▶ **TASK**
Tally the lines in the records underneath that contain the string "REPAIR", and state the figure by itself.

::: ENTRIES

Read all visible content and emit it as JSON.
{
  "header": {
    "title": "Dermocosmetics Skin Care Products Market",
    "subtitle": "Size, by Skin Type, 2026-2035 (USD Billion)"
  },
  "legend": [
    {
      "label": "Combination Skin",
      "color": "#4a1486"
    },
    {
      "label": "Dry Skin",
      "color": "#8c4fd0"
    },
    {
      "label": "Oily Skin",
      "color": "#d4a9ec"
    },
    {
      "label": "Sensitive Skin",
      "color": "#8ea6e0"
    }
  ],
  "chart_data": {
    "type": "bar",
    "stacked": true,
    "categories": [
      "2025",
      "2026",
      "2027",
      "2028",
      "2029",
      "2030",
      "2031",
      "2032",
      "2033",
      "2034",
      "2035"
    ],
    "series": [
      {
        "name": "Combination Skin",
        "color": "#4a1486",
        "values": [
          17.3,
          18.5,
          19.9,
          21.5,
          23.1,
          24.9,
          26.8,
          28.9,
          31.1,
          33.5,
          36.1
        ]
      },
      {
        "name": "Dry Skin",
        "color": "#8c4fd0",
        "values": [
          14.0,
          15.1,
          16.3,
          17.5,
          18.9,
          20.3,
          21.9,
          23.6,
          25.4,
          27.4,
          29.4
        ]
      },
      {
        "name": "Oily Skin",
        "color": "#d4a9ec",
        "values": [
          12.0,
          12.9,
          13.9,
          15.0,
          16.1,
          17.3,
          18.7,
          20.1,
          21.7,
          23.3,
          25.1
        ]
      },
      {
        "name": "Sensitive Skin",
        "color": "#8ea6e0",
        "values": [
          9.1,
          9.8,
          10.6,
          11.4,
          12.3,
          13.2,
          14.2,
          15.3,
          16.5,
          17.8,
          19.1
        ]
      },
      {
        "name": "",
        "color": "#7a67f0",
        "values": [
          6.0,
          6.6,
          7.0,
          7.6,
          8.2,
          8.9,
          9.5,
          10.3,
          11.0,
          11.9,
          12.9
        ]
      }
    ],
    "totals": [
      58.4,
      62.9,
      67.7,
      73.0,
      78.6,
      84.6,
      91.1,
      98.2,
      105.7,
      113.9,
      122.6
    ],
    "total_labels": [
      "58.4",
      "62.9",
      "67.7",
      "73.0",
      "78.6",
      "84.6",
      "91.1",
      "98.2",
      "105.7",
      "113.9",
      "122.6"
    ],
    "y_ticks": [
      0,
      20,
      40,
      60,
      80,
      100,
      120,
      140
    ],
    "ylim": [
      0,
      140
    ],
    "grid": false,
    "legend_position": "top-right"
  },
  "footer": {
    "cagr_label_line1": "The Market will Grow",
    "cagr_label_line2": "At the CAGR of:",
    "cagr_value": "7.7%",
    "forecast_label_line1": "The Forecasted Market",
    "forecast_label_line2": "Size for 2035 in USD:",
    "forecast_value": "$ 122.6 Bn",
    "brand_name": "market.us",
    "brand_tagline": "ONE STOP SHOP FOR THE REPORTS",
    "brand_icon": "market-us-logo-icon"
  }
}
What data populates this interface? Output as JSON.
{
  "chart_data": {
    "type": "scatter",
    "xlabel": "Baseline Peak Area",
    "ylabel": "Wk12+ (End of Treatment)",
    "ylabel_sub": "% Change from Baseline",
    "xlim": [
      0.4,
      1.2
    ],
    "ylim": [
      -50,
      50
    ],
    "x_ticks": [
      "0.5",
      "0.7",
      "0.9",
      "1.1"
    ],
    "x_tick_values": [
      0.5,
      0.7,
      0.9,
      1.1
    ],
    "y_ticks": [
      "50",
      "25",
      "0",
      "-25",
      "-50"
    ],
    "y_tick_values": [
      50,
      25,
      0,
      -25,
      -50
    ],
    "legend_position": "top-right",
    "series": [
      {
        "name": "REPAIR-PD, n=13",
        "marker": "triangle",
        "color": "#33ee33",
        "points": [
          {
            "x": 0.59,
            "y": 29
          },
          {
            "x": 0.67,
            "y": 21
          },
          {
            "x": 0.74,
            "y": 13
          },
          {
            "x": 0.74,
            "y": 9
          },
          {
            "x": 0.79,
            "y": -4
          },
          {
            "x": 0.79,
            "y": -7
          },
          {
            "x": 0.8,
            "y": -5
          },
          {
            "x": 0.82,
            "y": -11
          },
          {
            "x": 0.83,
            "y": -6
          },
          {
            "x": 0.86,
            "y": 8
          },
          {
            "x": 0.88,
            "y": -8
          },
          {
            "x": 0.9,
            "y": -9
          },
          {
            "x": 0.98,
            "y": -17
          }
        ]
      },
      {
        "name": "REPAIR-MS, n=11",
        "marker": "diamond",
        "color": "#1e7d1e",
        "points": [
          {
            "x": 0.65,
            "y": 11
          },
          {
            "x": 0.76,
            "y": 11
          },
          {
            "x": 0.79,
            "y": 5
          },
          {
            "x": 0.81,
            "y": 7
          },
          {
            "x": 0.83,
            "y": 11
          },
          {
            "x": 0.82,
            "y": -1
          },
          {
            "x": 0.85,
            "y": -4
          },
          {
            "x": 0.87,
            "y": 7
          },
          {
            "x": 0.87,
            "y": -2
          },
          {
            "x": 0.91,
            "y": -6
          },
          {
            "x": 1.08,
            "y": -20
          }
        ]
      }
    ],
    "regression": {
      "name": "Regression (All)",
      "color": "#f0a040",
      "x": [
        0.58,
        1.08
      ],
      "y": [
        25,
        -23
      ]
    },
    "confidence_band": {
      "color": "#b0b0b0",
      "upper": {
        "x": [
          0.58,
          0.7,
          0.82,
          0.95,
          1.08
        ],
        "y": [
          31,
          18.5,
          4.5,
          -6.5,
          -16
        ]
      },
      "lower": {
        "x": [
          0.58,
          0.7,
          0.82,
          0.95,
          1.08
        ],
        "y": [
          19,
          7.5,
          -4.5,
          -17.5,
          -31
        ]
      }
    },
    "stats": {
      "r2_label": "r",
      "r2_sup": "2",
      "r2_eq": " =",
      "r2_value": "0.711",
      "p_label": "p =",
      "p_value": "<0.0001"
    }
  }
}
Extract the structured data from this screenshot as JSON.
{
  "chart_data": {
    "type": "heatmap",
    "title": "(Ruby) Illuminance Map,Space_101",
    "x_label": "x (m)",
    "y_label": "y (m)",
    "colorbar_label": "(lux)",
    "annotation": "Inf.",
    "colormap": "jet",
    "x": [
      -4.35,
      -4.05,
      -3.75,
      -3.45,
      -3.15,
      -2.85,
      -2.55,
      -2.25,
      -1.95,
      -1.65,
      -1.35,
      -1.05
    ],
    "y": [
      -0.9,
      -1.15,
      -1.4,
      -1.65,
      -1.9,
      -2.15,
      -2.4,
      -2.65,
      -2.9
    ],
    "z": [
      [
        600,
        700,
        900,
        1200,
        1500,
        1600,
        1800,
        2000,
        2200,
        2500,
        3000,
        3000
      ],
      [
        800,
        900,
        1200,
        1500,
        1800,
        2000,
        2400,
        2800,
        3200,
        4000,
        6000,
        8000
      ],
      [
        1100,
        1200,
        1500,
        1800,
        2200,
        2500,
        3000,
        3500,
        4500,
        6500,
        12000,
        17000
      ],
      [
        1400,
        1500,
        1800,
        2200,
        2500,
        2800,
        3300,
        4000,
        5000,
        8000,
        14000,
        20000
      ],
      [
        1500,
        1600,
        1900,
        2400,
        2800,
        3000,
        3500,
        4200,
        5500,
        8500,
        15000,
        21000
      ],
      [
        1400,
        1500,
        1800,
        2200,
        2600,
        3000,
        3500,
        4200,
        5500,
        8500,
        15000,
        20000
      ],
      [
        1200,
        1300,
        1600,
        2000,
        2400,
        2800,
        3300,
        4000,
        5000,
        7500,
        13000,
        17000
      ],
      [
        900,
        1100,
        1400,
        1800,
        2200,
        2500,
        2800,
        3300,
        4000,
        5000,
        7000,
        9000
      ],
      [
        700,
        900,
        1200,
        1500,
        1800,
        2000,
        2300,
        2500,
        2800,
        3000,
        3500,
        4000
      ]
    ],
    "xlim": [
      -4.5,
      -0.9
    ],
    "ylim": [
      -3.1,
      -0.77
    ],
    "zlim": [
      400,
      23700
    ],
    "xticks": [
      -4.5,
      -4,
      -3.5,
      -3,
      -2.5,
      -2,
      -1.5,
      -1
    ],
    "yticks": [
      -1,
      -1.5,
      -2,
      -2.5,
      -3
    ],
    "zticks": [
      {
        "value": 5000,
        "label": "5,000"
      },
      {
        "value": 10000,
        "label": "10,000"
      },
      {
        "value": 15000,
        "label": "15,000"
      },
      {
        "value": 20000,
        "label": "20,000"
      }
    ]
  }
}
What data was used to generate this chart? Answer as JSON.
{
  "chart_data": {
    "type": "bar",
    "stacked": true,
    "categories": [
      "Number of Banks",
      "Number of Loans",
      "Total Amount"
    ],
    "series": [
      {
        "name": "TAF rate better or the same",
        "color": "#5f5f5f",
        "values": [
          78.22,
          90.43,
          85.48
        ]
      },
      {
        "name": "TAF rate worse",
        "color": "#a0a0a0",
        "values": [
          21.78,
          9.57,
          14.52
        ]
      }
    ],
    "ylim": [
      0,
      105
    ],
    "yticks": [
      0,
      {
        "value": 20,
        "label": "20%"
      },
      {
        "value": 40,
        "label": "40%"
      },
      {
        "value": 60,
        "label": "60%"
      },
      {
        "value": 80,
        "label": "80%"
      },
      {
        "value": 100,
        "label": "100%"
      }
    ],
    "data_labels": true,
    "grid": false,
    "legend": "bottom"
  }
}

::::::

▶ **WRITTEN ANSWER**
2